#### What the exercise asks:
Reproduce the records below, changing every "chart-gridline" to "chart-grid-line" and keeping everything else the same.

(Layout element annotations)
•••

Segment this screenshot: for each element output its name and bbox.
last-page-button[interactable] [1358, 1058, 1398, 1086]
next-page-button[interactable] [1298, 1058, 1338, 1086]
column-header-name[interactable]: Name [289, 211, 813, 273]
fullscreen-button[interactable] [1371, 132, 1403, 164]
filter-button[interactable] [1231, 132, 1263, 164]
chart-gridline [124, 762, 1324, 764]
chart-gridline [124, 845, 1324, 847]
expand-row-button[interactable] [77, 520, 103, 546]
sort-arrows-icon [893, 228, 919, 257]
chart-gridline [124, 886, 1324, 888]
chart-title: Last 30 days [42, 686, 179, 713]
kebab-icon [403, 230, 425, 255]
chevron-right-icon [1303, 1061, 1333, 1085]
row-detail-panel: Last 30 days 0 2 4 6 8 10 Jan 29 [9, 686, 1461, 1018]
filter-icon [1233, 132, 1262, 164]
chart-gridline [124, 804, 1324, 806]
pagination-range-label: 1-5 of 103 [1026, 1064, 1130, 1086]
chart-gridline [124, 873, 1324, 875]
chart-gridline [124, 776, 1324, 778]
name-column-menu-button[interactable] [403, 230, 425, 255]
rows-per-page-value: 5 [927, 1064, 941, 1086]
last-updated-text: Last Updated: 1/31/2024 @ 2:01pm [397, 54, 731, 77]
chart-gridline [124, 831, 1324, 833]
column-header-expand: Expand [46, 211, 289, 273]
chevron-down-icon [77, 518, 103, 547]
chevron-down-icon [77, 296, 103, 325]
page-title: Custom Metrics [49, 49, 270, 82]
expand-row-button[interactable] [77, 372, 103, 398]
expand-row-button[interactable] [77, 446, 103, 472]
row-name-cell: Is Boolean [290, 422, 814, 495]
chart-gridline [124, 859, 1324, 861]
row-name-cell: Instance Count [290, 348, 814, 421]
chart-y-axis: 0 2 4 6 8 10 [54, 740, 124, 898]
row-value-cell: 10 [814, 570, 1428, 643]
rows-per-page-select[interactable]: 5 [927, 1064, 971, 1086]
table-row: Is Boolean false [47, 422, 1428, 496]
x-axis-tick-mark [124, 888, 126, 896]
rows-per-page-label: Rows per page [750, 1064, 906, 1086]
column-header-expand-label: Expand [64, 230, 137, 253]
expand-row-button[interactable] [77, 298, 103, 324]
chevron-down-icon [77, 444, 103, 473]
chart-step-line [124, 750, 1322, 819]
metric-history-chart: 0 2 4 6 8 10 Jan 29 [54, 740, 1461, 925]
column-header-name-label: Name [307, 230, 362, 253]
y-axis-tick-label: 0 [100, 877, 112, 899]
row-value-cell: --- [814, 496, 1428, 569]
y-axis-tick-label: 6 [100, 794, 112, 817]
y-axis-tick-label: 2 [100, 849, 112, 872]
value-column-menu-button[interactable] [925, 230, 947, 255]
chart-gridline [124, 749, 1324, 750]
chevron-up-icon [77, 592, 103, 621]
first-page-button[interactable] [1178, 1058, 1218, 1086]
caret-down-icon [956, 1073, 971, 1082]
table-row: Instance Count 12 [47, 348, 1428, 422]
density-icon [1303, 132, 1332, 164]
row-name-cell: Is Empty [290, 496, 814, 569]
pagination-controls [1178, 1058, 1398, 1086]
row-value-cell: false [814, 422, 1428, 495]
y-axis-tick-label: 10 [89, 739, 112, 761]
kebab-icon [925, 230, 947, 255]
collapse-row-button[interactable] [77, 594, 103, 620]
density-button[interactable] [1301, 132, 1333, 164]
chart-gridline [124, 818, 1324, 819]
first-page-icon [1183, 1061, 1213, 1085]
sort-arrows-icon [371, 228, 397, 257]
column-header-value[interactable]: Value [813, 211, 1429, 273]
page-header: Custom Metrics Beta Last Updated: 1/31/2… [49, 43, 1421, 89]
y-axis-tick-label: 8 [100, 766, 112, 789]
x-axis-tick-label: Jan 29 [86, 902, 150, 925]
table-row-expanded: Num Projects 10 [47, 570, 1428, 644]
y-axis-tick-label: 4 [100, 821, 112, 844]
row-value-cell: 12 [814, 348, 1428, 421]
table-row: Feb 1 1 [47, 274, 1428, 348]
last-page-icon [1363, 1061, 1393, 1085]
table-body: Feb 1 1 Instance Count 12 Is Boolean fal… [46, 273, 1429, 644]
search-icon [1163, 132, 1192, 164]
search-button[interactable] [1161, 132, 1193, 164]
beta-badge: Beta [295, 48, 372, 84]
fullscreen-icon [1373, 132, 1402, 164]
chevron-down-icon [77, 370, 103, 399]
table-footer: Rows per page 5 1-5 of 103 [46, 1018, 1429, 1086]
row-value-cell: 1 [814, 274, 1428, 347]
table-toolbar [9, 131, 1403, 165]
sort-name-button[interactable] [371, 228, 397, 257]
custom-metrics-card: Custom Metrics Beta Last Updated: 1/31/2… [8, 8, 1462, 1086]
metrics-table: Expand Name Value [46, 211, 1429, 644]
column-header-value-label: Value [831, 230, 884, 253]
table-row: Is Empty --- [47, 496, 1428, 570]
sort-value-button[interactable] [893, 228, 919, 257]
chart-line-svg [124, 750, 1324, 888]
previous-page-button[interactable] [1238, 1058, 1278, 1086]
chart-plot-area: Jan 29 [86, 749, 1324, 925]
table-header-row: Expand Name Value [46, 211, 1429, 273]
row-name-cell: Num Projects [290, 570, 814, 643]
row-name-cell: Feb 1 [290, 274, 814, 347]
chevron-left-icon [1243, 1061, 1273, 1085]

•••

#### Answer in full:
Segment this screenshot: for each element output its name and bbox.
last-page-button[interactable] [1358, 1058, 1398, 1086]
next-page-button[interactable] [1298, 1058, 1338, 1086]
column-header-name[interactable]: Name [289, 211, 813, 273]
fullscreen-button[interactable] [1371, 132, 1403, 164]
filter-button[interactable] [1231, 132, 1263, 164]
chart-grid-line [124, 762, 1324, 764]
chart-grid-line [124, 845, 1324, 847]
expand-row-button[interactable] [77, 520, 103, 546]
sort-arrows-icon [893, 228, 919, 257]
chart-grid-line [124, 886, 1324, 888]
chart-title: Last 30 days [42, 686, 179, 713]
kebab-icon [403, 230, 425, 255]
chevron-right-icon [1303, 1061, 1333, 1085]
row-detail-panel: Last 30 days 0 2 4 6 8 10 Jan 29 [9, 686, 1461, 1018]
filter-icon [1233, 132, 1262, 164]
chart-grid-line [124, 804, 1324, 806]
pagination-range-label: 1-5 of 103 [1026, 1064, 1130, 1086]
chart-grid-line [124, 873, 1324, 875]
chart-grid-line [124, 776, 1324, 778]
name-column-menu-button[interactable] [403, 230, 425, 255]
rows-per-page-value: 5 [927, 1064, 941, 1086]
last-updated-text: Last Updated: 1/31/2024 @ 2:01pm [397, 54, 731, 77]
chart-grid-line [124, 831, 1324, 833]
column-header-expand: Expand [46, 211, 289, 273]
chevron-down-icon [77, 518, 103, 547]
chevron-down-icon [77, 296, 103, 325]
page-title: Custom Metrics [49, 49, 270, 82]
expand-row-button[interactable] [77, 372, 103, 398]
expand-row-button[interactable] [77, 446, 103, 472]
row-name-cell: Is Boolean [290, 422, 814, 495]
chart-grid-line [124, 859, 1324, 861]
row-name-cell: Instance Count [290, 348, 814, 421]
chart-y-axis: 0 2 4 6 8 10 [54, 740, 124, 898]
row-value-cell: 10 [814, 570, 1428, 643]
rows-per-page-select[interactable]: 5 [927, 1064, 971, 1086]
table-row: Is Boolean false [47, 422, 1428, 496]
x-axis-tick-mark [124, 888, 126, 896]
rows-per-page-label: Rows per page [750, 1064, 906, 1086]
column-header-expand-label: Expand [64, 230, 137, 253]
expand-row-button[interactable] [77, 298, 103, 324]
chevron-down-icon [77, 444, 103, 473]
chart-step-line [124, 750, 1322, 819]
metric-history-chart: 0 2 4 6 8 10 Jan 29 [54, 740, 1461, 925]
column-header-name-label: Name [307, 230, 362, 253]
y-axis-tick-label: 0 [100, 877, 112, 899]
row-value-cell: --- [814, 496, 1428, 569]
y-axis-tick-label: 6 [100, 794, 112, 817]
y-axis-tick-label: 2 [100, 849, 112, 872]
value-column-menu-button[interactable] [925, 230, 947, 255]
chart-grid-line [124, 749, 1324, 750]
chevron-up-icon [77, 592, 103, 621]
first-page-button[interactable] [1178, 1058, 1218, 1086]
caret-down-icon [956, 1073, 971, 1082]
table-row: Instance Count 12 [47, 348, 1428, 422]
density-icon [1303, 132, 1332, 164]
row-name-cell: Is Empty [290, 496, 814, 569]
pagination-controls [1178, 1058, 1398, 1086]
row-value-cell: false [814, 422, 1428, 495]
y-axis-tick-label: 10 [89, 739, 112, 761]
kebab-icon [925, 230, 947, 255]
collapse-row-button[interactable] [77, 594, 103, 620]
density-button[interactable] [1301, 132, 1333, 164]
chart-grid-line [124, 818, 1324, 819]
first-page-icon [1183, 1061, 1213, 1085]
sort-arrows-icon [371, 228, 397, 257]
column-header-value[interactable]: Value [813, 211, 1429, 273]
page-header: Custom Metrics Beta Last Updated: 1/31/2… [49, 43, 1421, 89]
y-axis-tick-label: 8 [100, 766, 112, 789]
x-axis-tick-label: Jan 29 [86, 902, 150, 925]
table-row-expanded: Num Projects 10 [47, 570, 1428, 644]
y-axis-tick-label: 4 [100, 821, 112, 844]
row-value-cell: 12 [814, 348, 1428, 421]
table-row: Feb 1 1 [47, 274, 1428, 348]
last-page-icon [1363, 1061, 1393, 1085]
table-body: Feb 1 1 Instance Count 12 Is Boolean fal… [46, 273, 1429, 644]
search-icon [1163, 132, 1192, 164]
search-button[interactable] [1161, 132, 1193, 164]
beta-badge: Beta [295, 48, 372, 84]
fullscreen-icon [1373, 132, 1402, 164]
chevron-down-icon [77, 370, 103, 399]
table-footer: Rows per page 5 1-5 of 103 [46, 1018, 1429, 1086]
row-value-cell: 1 [814, 274, 1428, 347]
table-toolbar [9, 131, 1403, 165]
sort-name-button[interactable] [371, 228, 397, 257]
custom-metrics-card: Custom Metrics Beta Last Updated: 1/31/2… [8, 8, 1462, 1086]
metrics-table: Expand Name Value [46, 211, 1429, 644]
column-header-value-label: Value [831, 230, 884, 253]
table-row: Is Empty --- [47, 496, 1428, 570]
sort-value-button[interactable] [893, 228, 919, 257]
chart-line-svg [124, 750, 1324, 888]
previous-page-button[interactable] [1238, 1058, 1278, 1086]
chart-plot-area: Jan 29 [86, 749, 1324, 925]
table-header-row: Expand Name Value [46, 211, 1429, 273]
row-name-cell: Num Projects [290, 570, 814, 643]
row-name-cell: Feb 1 [290, 274, 814, 347]
chevron-left-icon [1243, 1061, 1273, 1085]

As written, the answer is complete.